Scan the records for the string "Area"; copy each line where it occurs.

# START OF Record excerpts

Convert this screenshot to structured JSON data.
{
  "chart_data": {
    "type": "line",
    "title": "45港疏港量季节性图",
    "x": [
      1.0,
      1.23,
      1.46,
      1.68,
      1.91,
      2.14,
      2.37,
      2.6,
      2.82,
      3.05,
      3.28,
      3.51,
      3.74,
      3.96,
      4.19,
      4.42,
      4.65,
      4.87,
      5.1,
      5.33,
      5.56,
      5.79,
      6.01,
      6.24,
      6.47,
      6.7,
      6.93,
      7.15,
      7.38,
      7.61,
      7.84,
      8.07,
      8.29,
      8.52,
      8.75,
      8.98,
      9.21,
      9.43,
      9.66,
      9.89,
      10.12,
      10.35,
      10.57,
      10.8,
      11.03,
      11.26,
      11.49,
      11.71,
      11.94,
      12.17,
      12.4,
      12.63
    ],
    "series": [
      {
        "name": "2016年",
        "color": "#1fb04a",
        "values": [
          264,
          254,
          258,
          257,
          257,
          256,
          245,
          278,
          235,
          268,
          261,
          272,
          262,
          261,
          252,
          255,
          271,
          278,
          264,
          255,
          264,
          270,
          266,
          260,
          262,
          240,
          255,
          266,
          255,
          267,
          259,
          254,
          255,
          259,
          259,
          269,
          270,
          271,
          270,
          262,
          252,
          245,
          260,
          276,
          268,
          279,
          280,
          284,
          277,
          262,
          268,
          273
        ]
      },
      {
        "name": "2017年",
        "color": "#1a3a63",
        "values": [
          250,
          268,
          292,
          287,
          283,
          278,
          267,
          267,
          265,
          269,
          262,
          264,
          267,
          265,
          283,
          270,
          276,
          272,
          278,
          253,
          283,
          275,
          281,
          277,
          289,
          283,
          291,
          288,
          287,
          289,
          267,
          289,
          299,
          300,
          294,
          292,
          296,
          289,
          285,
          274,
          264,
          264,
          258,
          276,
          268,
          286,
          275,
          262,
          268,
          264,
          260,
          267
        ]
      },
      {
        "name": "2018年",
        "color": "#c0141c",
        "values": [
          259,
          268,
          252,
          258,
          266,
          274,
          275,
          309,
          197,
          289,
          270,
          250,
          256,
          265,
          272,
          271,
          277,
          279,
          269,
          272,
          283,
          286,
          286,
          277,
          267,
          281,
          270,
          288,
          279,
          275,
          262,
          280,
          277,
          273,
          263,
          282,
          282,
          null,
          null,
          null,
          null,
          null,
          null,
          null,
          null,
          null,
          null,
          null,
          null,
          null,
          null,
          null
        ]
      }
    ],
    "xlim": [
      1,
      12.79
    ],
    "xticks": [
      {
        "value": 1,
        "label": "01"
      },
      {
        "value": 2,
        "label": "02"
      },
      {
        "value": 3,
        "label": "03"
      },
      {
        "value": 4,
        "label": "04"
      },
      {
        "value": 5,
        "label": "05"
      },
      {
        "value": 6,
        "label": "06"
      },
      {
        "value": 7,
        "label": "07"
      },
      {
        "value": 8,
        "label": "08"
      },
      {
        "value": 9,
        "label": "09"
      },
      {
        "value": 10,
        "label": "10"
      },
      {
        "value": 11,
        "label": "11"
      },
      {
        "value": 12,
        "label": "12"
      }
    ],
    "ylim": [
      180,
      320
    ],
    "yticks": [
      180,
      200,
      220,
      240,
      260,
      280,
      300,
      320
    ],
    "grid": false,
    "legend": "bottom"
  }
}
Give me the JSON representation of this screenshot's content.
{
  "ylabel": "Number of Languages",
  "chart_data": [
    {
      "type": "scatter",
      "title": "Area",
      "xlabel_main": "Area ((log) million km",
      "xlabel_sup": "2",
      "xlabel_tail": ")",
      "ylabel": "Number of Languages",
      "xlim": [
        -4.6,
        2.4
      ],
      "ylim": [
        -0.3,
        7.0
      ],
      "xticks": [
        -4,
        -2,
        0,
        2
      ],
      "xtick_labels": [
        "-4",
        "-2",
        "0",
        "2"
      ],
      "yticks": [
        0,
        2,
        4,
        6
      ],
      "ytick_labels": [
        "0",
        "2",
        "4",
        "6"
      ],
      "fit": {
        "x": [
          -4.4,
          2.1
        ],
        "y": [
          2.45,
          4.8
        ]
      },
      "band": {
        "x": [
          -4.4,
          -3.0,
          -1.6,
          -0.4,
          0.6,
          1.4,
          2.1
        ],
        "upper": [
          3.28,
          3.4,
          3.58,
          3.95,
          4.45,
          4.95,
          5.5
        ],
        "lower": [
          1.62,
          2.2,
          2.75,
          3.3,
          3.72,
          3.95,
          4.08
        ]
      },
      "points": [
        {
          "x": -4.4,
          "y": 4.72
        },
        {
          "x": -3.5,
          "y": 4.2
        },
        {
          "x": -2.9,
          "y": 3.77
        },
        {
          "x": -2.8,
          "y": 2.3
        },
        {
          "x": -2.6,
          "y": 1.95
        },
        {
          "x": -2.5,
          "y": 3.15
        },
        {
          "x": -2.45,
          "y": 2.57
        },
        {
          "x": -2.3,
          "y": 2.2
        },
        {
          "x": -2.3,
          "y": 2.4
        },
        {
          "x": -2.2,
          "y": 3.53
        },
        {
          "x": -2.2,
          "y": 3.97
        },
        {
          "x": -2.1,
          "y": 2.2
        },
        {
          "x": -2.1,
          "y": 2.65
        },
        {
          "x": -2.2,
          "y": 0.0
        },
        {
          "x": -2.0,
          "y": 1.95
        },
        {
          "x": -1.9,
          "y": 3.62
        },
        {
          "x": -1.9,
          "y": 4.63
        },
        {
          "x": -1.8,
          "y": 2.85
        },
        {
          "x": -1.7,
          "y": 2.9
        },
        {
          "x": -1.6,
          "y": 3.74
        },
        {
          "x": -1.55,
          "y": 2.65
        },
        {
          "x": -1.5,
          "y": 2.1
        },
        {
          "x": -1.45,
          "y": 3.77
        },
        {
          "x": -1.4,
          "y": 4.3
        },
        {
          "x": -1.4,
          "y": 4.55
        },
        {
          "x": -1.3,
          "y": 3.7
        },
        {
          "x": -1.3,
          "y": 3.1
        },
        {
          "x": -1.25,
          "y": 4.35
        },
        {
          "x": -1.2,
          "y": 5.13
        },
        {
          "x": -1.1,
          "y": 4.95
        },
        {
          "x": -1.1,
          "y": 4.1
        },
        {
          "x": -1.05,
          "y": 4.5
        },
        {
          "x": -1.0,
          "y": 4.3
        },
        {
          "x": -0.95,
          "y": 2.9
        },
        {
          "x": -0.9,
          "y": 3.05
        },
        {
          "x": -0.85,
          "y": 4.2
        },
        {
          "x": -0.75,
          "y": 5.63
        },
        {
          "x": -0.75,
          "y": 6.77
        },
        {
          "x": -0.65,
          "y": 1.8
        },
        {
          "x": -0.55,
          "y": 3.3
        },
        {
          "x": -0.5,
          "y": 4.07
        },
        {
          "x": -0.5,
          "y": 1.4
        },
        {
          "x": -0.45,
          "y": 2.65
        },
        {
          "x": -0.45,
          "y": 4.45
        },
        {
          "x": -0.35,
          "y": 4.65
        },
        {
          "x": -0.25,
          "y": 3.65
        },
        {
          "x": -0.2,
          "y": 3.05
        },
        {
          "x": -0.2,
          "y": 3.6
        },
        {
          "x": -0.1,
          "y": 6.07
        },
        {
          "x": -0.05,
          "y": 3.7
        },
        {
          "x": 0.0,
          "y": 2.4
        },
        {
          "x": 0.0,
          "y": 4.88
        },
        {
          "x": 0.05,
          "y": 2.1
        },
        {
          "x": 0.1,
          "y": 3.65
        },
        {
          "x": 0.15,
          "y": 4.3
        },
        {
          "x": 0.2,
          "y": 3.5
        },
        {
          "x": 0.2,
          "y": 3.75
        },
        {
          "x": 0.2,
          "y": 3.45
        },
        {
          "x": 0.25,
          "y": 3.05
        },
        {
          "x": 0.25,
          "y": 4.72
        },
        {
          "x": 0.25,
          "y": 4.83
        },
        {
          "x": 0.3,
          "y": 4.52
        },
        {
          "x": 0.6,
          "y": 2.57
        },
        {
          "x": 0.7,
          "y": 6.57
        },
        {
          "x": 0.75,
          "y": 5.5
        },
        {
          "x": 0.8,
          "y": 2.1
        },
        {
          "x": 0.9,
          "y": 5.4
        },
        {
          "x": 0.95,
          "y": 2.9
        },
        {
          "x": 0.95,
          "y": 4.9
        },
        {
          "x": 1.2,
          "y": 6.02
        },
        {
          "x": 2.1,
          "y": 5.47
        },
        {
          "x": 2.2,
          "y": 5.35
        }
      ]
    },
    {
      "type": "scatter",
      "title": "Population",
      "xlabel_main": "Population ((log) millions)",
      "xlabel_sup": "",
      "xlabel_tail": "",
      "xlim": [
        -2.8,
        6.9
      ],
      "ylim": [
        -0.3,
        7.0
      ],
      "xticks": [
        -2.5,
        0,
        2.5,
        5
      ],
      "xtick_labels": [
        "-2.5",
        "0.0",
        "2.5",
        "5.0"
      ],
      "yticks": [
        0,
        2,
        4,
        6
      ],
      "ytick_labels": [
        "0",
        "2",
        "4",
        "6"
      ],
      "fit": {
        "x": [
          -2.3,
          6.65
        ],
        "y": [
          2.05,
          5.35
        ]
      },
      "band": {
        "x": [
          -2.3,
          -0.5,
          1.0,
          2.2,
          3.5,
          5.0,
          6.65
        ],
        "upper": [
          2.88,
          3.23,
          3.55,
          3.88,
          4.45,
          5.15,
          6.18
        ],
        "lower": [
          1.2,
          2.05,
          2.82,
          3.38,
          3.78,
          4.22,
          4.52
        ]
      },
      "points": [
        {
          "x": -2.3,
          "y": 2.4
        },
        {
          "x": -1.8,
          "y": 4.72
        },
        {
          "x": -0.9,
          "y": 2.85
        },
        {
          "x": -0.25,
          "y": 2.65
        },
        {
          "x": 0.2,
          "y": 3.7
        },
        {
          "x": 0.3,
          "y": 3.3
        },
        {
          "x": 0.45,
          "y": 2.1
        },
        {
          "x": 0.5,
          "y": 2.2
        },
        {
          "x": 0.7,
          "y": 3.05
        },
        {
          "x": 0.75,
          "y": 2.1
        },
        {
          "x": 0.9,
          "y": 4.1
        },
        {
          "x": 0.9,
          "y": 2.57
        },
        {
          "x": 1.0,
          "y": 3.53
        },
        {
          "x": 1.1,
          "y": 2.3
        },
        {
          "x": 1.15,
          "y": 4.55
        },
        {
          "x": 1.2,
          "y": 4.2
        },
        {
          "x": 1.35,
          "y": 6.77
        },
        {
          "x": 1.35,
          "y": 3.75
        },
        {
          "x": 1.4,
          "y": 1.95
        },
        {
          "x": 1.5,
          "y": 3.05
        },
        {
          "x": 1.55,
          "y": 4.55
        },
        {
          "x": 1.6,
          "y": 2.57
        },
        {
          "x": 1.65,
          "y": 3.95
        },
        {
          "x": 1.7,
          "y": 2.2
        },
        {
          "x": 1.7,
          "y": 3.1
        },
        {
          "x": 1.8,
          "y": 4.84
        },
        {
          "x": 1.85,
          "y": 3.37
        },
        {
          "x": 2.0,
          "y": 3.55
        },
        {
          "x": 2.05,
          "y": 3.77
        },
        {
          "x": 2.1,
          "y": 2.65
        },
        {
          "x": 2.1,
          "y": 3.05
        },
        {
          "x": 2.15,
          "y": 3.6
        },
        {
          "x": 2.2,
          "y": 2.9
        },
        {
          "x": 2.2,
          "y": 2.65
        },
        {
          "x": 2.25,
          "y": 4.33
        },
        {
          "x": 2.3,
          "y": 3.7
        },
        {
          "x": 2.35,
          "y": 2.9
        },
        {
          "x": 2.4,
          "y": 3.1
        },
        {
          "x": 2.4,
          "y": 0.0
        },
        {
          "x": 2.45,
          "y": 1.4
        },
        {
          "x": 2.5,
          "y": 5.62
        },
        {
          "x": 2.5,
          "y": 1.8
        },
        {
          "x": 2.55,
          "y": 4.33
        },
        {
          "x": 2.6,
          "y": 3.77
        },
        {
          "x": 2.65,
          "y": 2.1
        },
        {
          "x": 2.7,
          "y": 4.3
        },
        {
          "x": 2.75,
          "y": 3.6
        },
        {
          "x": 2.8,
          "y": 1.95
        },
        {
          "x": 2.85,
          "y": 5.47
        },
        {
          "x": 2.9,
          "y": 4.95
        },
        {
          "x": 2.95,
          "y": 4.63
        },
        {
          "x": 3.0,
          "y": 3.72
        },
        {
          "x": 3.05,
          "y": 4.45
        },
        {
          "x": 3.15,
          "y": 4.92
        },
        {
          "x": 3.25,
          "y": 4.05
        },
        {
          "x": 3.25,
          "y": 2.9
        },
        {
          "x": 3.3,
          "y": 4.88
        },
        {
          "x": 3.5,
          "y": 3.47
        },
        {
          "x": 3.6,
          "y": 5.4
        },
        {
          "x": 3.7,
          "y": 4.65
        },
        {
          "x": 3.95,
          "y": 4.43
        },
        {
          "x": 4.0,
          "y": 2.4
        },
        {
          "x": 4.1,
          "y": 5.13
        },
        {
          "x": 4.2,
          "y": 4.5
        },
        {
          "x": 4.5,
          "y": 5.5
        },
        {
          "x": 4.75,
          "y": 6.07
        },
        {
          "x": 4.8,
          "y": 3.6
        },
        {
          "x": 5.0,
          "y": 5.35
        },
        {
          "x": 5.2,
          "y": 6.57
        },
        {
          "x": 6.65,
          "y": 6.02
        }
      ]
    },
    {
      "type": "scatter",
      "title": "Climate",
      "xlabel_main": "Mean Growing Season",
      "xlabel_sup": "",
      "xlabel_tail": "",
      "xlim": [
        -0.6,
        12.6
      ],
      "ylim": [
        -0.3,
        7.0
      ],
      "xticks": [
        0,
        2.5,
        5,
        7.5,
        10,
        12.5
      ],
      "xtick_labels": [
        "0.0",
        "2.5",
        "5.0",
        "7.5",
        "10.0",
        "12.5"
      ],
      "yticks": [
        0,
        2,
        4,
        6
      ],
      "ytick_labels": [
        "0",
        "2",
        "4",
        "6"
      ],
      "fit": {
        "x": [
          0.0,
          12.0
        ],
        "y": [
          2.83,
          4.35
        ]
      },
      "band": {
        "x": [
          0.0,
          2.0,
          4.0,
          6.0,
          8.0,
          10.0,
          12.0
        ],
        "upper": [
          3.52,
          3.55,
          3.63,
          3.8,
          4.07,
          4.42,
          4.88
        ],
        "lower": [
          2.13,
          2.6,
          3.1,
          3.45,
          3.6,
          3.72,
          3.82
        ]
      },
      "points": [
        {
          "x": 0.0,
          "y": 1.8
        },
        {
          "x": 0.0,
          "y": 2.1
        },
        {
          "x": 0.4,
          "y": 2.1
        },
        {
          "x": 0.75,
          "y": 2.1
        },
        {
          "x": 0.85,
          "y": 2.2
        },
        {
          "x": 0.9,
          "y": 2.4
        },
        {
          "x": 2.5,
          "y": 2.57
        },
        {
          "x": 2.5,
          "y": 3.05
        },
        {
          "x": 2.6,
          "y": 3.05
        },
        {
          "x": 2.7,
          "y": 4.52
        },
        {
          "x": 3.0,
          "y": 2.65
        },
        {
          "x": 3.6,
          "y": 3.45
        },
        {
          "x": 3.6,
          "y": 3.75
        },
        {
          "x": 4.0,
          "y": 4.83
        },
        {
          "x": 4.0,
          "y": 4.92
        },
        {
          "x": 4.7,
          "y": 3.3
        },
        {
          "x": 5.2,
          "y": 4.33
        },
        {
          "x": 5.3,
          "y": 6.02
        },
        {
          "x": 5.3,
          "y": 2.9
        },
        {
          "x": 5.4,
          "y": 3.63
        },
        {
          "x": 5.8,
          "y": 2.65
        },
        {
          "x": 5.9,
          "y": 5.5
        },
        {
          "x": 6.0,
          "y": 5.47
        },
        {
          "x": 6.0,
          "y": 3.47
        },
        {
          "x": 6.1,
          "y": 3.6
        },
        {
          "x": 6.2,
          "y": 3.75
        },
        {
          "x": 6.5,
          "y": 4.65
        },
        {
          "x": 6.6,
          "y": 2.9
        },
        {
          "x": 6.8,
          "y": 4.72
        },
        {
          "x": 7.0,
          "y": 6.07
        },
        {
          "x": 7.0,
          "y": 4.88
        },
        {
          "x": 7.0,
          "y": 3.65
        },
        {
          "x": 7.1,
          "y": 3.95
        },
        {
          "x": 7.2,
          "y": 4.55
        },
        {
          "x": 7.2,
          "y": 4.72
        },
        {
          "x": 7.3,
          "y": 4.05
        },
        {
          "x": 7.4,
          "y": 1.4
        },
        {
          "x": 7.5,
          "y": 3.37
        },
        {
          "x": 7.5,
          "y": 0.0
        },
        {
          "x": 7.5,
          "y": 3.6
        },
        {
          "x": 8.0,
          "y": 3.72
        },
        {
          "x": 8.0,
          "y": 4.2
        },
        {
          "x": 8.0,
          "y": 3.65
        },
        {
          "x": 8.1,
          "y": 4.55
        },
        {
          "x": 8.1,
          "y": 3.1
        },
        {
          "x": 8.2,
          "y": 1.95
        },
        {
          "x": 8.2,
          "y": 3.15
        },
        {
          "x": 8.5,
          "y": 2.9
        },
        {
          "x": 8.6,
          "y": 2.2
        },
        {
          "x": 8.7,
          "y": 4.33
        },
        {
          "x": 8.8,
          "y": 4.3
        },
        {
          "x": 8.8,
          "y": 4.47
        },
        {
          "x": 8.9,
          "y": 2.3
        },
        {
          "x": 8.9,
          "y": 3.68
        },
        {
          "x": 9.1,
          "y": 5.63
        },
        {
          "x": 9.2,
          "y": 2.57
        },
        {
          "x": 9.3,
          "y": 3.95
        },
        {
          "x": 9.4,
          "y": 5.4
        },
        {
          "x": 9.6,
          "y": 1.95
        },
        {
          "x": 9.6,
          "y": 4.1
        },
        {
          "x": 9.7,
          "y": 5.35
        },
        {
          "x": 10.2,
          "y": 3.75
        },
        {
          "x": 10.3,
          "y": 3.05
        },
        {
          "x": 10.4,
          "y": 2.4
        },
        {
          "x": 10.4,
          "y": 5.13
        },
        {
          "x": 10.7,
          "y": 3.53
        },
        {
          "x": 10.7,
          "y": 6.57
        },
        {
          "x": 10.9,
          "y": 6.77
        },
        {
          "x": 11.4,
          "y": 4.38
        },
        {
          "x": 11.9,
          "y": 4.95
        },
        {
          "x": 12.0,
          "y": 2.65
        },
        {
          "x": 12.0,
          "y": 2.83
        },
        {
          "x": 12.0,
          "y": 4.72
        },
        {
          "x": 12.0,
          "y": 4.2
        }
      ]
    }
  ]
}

# END OF Record excerpts

> _Solution for this task_
      "title": "Area",
      "xlabel_main": "Area ((log) million km",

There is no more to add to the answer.